### WHAT NEEDS TO BE DONE
Reproduce the data below line for line, without any alteration, and omit the pictures.
::::
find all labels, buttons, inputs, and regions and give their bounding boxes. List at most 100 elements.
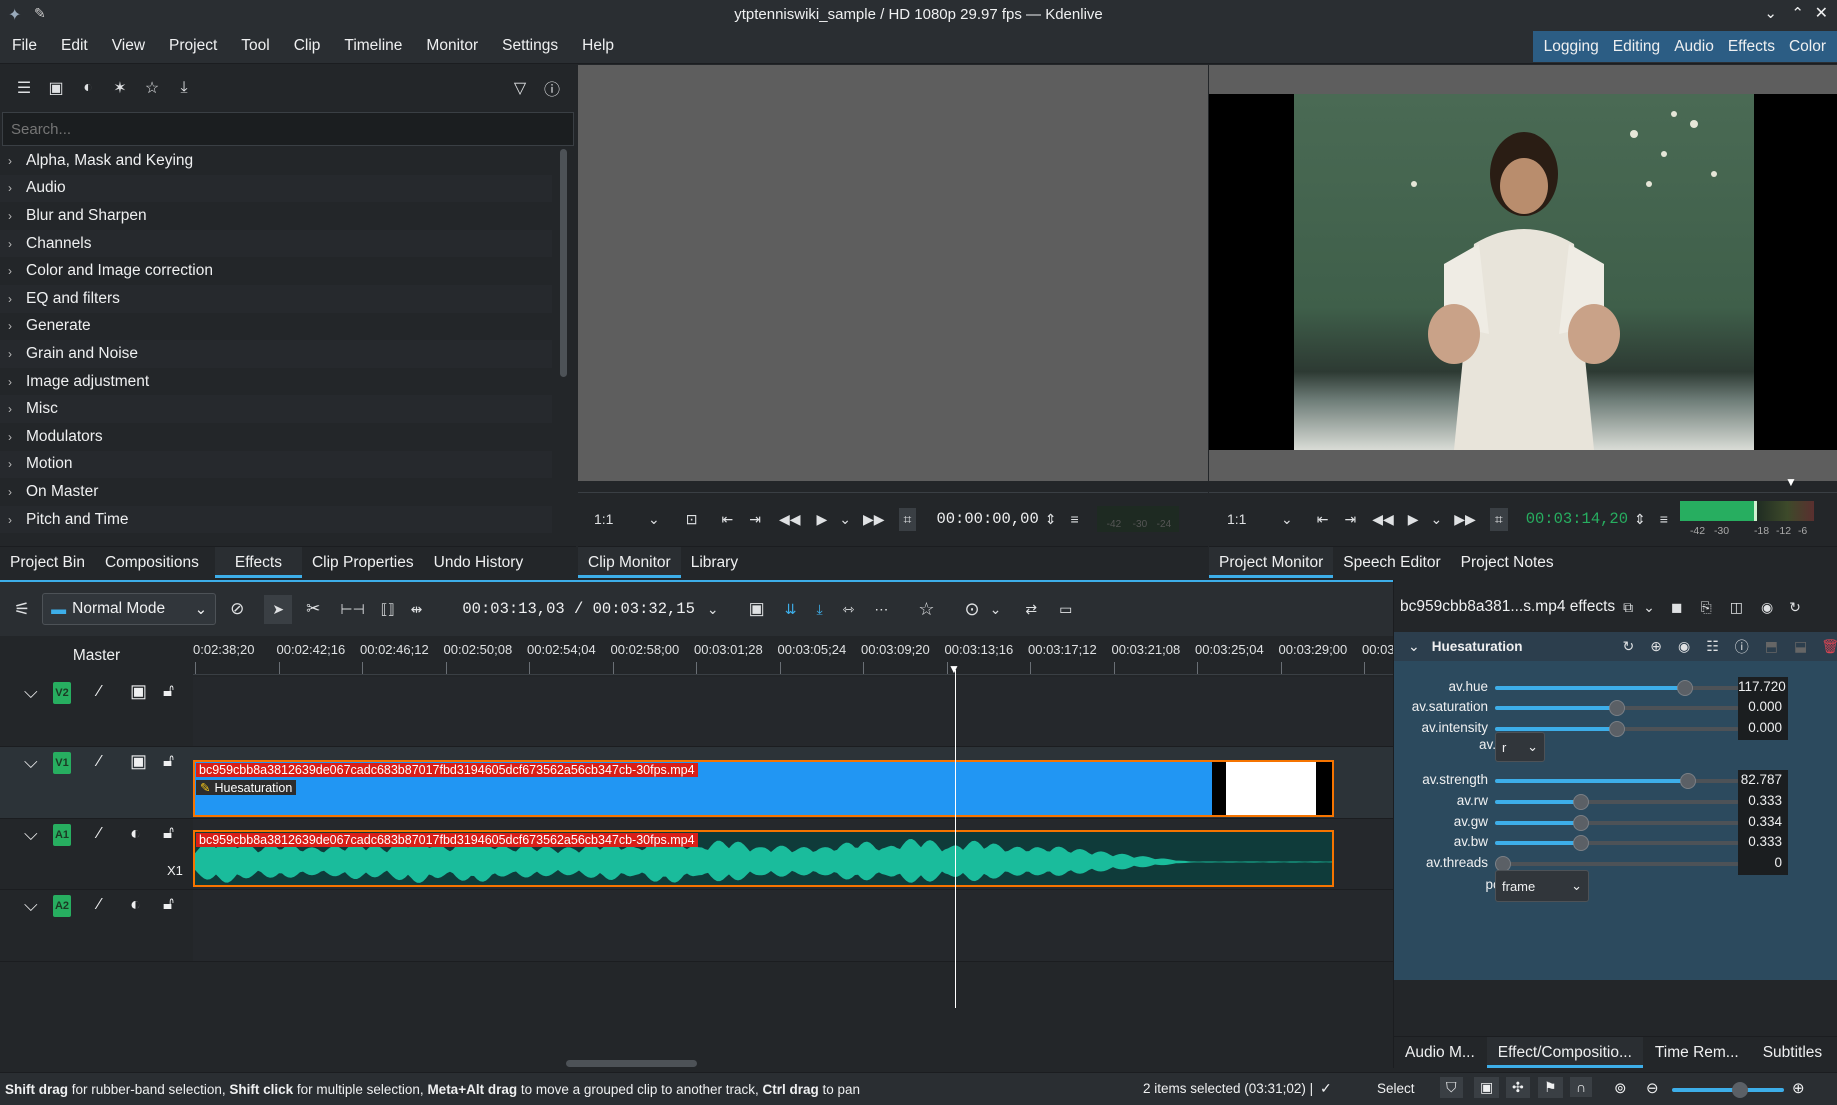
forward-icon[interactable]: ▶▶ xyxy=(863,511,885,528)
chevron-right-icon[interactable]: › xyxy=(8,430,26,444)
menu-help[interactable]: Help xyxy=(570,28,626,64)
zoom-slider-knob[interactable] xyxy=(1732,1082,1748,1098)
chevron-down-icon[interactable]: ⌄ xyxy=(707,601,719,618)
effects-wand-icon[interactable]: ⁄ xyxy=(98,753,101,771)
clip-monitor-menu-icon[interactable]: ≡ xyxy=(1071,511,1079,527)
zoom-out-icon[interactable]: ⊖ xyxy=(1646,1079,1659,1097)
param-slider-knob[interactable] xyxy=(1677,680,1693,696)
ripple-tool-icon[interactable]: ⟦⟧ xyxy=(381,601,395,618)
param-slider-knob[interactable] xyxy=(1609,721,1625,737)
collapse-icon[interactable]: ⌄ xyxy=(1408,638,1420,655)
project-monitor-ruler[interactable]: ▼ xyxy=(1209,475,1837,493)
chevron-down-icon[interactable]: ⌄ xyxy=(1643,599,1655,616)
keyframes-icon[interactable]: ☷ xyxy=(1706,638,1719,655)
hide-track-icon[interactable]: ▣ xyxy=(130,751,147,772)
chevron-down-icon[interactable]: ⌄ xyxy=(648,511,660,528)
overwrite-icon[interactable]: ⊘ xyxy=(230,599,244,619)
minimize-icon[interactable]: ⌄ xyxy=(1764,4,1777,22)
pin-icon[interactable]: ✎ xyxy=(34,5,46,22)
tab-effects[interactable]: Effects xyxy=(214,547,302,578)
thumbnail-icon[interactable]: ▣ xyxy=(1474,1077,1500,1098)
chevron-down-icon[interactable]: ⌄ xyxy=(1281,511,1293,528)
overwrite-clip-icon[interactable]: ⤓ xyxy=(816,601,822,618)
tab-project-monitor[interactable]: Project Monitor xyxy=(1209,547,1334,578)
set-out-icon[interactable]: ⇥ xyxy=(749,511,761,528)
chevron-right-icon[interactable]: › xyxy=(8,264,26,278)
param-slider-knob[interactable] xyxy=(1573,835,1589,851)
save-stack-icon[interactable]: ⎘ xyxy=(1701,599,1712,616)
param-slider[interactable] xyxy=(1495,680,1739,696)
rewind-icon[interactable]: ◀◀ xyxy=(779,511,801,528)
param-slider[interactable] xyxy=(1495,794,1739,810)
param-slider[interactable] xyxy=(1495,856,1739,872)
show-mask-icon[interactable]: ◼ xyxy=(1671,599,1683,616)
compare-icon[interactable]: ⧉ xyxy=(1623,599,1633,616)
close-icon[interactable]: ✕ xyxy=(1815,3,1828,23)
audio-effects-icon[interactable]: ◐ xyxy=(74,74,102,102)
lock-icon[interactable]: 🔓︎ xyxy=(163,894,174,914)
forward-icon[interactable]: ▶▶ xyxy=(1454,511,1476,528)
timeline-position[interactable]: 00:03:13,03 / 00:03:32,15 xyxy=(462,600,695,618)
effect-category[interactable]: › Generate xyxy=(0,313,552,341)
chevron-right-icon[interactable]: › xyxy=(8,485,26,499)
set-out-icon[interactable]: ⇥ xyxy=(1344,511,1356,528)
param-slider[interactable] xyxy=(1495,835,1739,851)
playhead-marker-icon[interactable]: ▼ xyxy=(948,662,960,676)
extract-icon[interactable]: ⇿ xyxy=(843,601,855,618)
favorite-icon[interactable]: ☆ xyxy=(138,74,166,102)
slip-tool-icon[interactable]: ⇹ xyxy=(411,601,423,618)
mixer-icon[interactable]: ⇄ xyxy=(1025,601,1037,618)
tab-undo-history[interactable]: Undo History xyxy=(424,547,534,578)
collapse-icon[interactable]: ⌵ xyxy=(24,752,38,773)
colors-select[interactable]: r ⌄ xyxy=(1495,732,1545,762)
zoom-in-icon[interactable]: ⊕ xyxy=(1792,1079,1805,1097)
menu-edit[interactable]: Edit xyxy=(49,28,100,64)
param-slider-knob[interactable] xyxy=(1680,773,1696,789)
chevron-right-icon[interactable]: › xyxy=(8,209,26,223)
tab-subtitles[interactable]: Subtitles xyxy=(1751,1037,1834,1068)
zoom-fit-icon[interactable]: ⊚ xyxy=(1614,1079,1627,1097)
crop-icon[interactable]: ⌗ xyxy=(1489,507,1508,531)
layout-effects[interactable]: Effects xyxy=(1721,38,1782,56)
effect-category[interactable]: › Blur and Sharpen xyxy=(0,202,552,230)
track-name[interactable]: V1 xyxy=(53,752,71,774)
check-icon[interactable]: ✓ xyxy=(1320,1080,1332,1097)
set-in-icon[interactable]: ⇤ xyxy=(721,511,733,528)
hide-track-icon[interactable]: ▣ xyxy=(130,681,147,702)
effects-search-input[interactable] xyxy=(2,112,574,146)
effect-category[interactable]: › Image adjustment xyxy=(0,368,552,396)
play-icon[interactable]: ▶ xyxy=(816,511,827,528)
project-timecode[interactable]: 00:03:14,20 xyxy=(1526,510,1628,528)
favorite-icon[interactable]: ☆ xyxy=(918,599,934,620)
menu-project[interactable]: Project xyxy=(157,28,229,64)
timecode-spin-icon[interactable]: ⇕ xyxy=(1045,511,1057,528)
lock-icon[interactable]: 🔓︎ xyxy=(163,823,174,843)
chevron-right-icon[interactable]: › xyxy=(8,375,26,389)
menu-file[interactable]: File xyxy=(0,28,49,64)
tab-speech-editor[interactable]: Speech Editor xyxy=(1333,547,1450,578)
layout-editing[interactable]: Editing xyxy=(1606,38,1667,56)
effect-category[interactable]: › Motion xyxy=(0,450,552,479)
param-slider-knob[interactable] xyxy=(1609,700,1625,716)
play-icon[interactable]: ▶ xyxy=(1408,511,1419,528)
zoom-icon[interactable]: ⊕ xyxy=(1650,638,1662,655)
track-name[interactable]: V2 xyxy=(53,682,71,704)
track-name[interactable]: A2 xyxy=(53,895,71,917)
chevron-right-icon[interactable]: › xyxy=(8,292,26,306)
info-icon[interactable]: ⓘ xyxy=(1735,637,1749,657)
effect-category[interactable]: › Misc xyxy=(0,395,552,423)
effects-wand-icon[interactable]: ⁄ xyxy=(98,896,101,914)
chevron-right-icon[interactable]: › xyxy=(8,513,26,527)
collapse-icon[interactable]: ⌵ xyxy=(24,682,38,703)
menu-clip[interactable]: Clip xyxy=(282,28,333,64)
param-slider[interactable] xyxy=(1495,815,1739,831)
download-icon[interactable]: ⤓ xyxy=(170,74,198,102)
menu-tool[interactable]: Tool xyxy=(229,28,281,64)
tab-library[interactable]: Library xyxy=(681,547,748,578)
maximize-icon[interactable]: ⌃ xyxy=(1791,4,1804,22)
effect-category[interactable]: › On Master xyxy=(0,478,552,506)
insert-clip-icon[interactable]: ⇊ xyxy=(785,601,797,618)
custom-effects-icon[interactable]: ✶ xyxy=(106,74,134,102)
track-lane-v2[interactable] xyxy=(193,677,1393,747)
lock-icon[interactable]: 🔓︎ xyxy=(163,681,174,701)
::::
### FINAL ANSWER
find all labels, buttons, inputs, and regions and give their bounding boxes. List at most 100 elements.
forward-icon[interactable]: ▶▶ xyxy=(863,511,885,528)
chevron-right-icon[interactable]: › xyxy=(8,430,26,444)
menu-help[interactable]: Help xyxy=(570,28,626,64)
zoom-slider-knob[interactable] xyxy=(1732,1082,1748,1098)
chevron-down-icon[interactable]: ⌄ xyxy=(707,601,719,618)
effects-wand-icon[interactable]: ⁄ xyxy=(98,753,101,771)
clip-monitor-menu-icon[interactable]: ≡ xyxy=(1071,511,1079,527)
zoom-out-icon[interactable]: ⊖ xyxy=(1646,1079,1659,1097)
param-slider-knob[interactable] xyxy=(1677,680,1693,696)
ripple-tool-icon[interactable]: ⟦⟧ xyxy=(381,601,395,618)
param-slider-knob[interactable] xyxy=(1609,721,1625,737)
collapse-icon[interactable]: ⌄ xyxy=(1408,638,1420,655)
project-monitor-ruler[interactable]: ▼ xyxy=(1209,475,1837,493)
chevron-down-icon[interactable]: ⌄ xyxy=(1643,599,1655,616)
keyframes-icon[interactable]: ☷ xyxy=(1706,638,1719,655)
hide-track-icon[interactable]: ▣ xyxy=(130,751,147,772)
chevron-down-icon[interactable]: ⌄ xyxy=(648,511,660,528)
overwrite-icon[interactable]: ⊘ xyxy=(230,599,244,619)
minimize-icon[interactable]: ⌄ xyxy=(1764,4,1777,22)
pin-icon[interactable]: ✎ xyxy=(34,5,46,22)
tab-effects[interactable]: Effects xyxy=(214,547,302,578)
thumbnail-icon[interactable]: ▣ xyxy=(1474,1077,1500,1098)
chevron-down-icon[interactable]: ⌄ xyxy=(1281,511,1293,528)
overwrite-clip-icon[interactable]: ⤓ xyxy=(816,601,822,618)
tab-project-monitor[interactable]: Project Monitor xyxy=(1209,547,1334,578)
set-out-icon[interactable]: ⇥ xyxy=(749,511,761,528)
chevron-right-icon[interactable]: › xyxy=(8,264,26,278)
param-slider-knob[interactable] xyxy=(1573,835,1589,851)
save-stack-icon[interactable]: ⎘ xyxy=(1701,599,1712,616)
param-slider[interactable] xyxy=(1495,680,1739,696)
rewind-icon[interactable]: ◀◀ xyxy=(779,511,801,528)
param-slider[interactable] xyxy=(1495,794,1739,810)
param-slider[interactable] xyxy=(1495,856,1739,872)
show-mask-icon[interactable]: ◼ xyxy=(1671,599,1683,616)
compare-icon[interactable]: ⧉ xyxy=(1623,599,1633,616)
close-icon[interactable]: ✕ xyxy=(1815,3,1828,23)
audio-effects-icon[interactable]: ◐ xyxy=(74,74,102,102)
lock-icon[interactable]: 🔓︎ xyxy=(163,894,174,914)
forward-icon[interactable]: ▶▶ xyxy=(1454,511,1476,528)
timeline-position[interactable]: 00:03:13,03 / 00:03:32,15 xyxy=(462,600,695,618)
effect-category[interactable]: › Generate xyxy=(0,313,552,341)
chevron-right-icon[interactable]: › xyxy=(8,485,26,499)
set-out-icon[interactable]: ⇥ xyxy=(1344,511,1356,528)
param-slider[interactable] xyxy=(1495,835,1739,851)
playhead-marker-icon[interactable]: ▼ xyxy=(948,662,960,676)
extract-icon[interactable]: ⇿ xyxy=(843,601,855,618)
favorite-icon[interactable]: ☆ xyxy=(138,74,166,102)
slip-tool-icon[interactable]: ⇹ xyxy=(411,601,423,618)
mixer-icon[interactable]: ⇄ xyxy=(1025,601,1037,618)
tab-undo-history[interactable]: Undo History xyxy=(424,547,534,578)
collapse-icon[interactable]: ⌵ xyxy=(24,752,38,773)
colors-select[interactable]: r ⌄ xyxy=(1495,732,1545,762)
zoom-in-icon[interactable]: ⊕ xyxy=(1792,1079,1805,1097)
menu-edit[interactable]: Edit xyxy=(49,28,100,64)
param-slider-knob[interactable] xyxy=(1680,773,1696,789)
chevron-right-icon[interactable]: › xyxy=(8,209,26,223)
tab-subtitles[interactable]: Subtitles xyxy=(1751,1037,1834,1068)
zoom-fit-icon[interactable]: ⊚ xyxy=(1614,1079,1627,1097)
crop-icon[interactable]: ⌗ xyxy=(1489,507,1508,531)
layout-effects[interactable]: Effects xyxy=(1721,38,1782,56)
effect-category[interactable]: › Blur and Sharpen xyxy=(0,202,552,230)
track-name[interactable]: V1 xyxy=(53,752,71,774)
check-icon[interactable]: ✓ xyxy=(1320,1080,1332,1097)
set-in-icon[interactable]: ⇤ xyxy=(721,511,733,528)
hide-track-icon[interactable]: ▣ xyxy=(130,681,147,702)
effects-search-input[interactable] xyxy=(2,112,574,146)
effect-category[interactable]: › Image adjustment xyxy=(0,368,552,396)
play-icon[interactable]: ▶ xyxy=(816,511,827,528)
project-timecode[interactable]: 00:03:14,20 xyxy=(1526,510,1628,528)
favorite-icon[interactable]: ☆ xyxy=(918,599,934,620)
menu-project[interactable]: Project xyxy=(157,28,229,64)
timecode-spin-icon[interactable]: ⇕ xyxy=(1045,511,1057,528)
lock-icon[interactable]: 🔓︎ xyxy=(163,823,174,843)
chevron-right-icon[interactable]: › xyxy=(8,375,26,389)
menu-file[interactable]: File xyxy=(0,28,49,64)
tab-speech-editor[interactable]: Speech Editor xyxy=(1333,547,1450,578)
layout-editing[interactable]: Editing xyxy=(1606,38,1667,56)
effect-category[interactable]: › Motion xyxy=(0,450,552,479)
param-slider-knob[interactable] xyxy=(1609,700,1625,716)
play-icon[interactable]: ▶ xyxy=(1408,511,1419,528)
zoom-icon[interactable]: ⊕ xyxy=(1650,638,1662,655)
track-name[interactable]: V2 xyxy=(53,682,71,704)
track-name[interactable]: A2 xyxy=(53,895,71,917)
chevron-right-icon[interactable]: › xyxy=(8,292,26,306)
info-icon[interactable]: ⓘ xyxy=(1735,637,1749,657)
effect-category[interactable]: › Misc xyxy=(0,395,552,423)
effects-wand-icon[interactable]: ⁄ xyxy=(98,896,101,914)
chevron-right-icon[interactable]: › xyxy=(8,513,26,527)
collapse-icon[interactable]: ⌵ xyxy=(24,682,38,703)
menu-clip[interactable]: Clip xyxy=(282,28,333,64)
param-slider[interactable] xyxy=(1495,815,1739,831)
download-icon[interactable]: ⤓ xyxy=(170,74,198,102)
menu-tool[interactable]: Tool xyxy=(229,28,281,64)
tab-library[interactable]: Library xyxy=(681,547,748,578)
maximize-icon[interactable]: ⌃ xyxy=(1791,4,1804,22)
effect-category[interactable]: › On Master xyxy=(0,478,552,506)
insert-clip-icon[interactable]: ⇊ xyxy=(785,601,797,618)
custom-effects-icon[interactable]: ✶ xyxy=(106,74,134,102)
track-lane-v2[interactable] xyxy=(193,677,1393,747)
lock-icon[interactable]: 🔓︎ xyxy=(163,681,174,701)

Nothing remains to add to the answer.